» Goal
Return every entry exactly as written.

» Source records
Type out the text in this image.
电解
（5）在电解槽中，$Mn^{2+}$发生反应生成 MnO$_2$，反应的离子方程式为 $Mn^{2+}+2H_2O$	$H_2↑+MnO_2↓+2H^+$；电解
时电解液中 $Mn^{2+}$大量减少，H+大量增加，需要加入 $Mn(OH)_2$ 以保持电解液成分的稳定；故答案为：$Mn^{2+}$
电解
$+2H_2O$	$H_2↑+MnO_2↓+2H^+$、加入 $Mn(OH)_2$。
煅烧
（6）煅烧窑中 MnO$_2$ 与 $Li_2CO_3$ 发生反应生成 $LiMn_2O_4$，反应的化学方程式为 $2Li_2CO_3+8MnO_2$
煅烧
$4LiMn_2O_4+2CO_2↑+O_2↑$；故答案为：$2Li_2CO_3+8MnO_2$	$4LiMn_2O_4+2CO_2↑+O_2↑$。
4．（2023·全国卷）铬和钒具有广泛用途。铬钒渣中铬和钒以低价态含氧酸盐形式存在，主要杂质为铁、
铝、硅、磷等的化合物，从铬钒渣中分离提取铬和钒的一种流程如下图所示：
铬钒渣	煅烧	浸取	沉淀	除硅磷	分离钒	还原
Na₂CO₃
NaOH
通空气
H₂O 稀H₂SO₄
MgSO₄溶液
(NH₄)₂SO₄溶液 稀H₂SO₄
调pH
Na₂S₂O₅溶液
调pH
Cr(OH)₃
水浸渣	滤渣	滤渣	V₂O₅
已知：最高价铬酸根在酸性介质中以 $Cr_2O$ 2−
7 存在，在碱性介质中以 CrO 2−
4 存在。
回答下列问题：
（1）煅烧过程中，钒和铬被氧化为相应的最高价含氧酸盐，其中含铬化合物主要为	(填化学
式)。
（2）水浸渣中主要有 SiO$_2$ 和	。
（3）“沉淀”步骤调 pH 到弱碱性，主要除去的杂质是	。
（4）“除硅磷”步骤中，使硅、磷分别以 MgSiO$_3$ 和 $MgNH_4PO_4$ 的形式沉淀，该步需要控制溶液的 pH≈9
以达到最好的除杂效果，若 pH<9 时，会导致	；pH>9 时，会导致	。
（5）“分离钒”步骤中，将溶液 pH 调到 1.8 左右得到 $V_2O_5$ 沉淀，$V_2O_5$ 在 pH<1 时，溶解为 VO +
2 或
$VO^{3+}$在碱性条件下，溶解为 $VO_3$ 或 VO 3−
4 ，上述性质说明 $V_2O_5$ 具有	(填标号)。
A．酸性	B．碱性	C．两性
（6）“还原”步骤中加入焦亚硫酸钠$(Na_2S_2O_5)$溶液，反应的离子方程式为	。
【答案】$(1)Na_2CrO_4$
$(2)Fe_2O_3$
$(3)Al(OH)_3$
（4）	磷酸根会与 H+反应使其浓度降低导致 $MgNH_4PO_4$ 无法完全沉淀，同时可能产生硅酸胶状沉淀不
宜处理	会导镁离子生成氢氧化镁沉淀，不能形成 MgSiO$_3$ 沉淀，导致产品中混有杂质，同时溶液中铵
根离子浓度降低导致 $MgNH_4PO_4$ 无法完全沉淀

» Response to the task
Type out the text in this image.
电解
（5）在电解槽中，$Mn^{2+}$发生反应生成 MnO$_2$，反应的离子方程式为 $Mn^{2+}+2H_2O$	$H_2↑+MnO_2↓+2H^+$；电解
时电解液中 $Mn^{2+}$大量减少，H+大量增加，需要加入 $Mn(OH)_2$ 以保持电解液成分的稳定；故答案为：$Mn^{2+}$
电解
$+2H_2O$	$H_2↑+MnO_2↓+2H^+$、加入 $Mn(OH)_2$。
煅烧
（6）煅烧窑中 MnO$_2$ 与 $Li_2CO_3$ 发生反应生成 $LiMn_2O_4$，反应的化学方程式为 $2Li_2CO_3+8MnO_2$
煅烧
$4LiMn_2O_4+2CO_2↑+O_2↑$；故答案为：$2Li_2CO_3+8MnO_2$	$4LiMn_2O_4+2CO_2↑+O_2↑$。
4．（2023·全国卷）铬和钒具有广泛用途。铬钒渣中铬和钒以低价态含氧酸盐形式存在，主要杂质为铁、
铝、硅、磷等的化合物，从铬钒渣中分离提取铬和钒的一种流程如下图所示：
铬钒渣	煅烧	浸取	沉淀	除硅磷	分离钒	还原
Na₂CO₃
NaOH
通空气
H₂O 稀H₂SO₄
MgSO₄溶液
(NH₄)₂SO₄溶液 稀H₂SO₄
调pH
Na₂S₂O₅溶液
调pH
Cr(OH)₃
水浸渣	滤渣	滤渣	V₂O₅
已知：最高价铬酸根在酸性介质中以 $Cr_2O$ 2−
7 存在，在碱性介质中以 CrO 2−
4 存在。
回答下列问题：
（1）煅烧过程中，钒和铬被氧化为相应的最高价含氧酸盐，其中含铬化合物主要为	(填化学
式)。
（2）水浸渣中主要有 SiO$_2$ 和	。
（3）“沉淀”步骤调 pH 到弱碱性，主要除去的杂质是	。
（4）“除硅磷”步骤中，使硅、磷分别以 MgSiO$_3$ 和 $MgNH_4PO_4$ 的形式沉淀，该步需要控制溶液的 pH≈9
以达到最好的除杂效果，若 pH<9 时，会导致	；pH>9 时，会导致	。
（5）“分离钒”步骤中，将溶液 pH 调到 1.8 左右得到 $V_2O_5$ 沉淀，$V_2O_5$ 在 pH<1 时，溶解为 VO +
2 或
$VO^{3+}$在碱性条件下，溶解为 $VO_3$ 或 VO 3−
4 ，上述性质说明 $V_2O_5$ 具有	(填标号)。
A．酸性	B．碱性	C．两性
（6）“还原”步骤中加入焦亚硫酸钠$(Na_2S_2O_5)$溶液，反应的离子方程式为	。
【答案】$(1)Na_2CrO_4$
$(2)Fe_2O_3$
$(3)Al(OH)_3$
（4）	磷酸根会与 H+反应使其浓度降低导致 $MgNH_4PO_4$ 无法完全沉淀，同时可能产生硅酸胶状沉淀不
宜处理	会导镁离子生成氢氧化镁沉淀，不能形成 MgSiO$_3$ 沉淀，导致产品中混有杂质，同时溶液中铵
根离子浓度降低导致 $MgNH_4PO_4$ 无法完全沉淀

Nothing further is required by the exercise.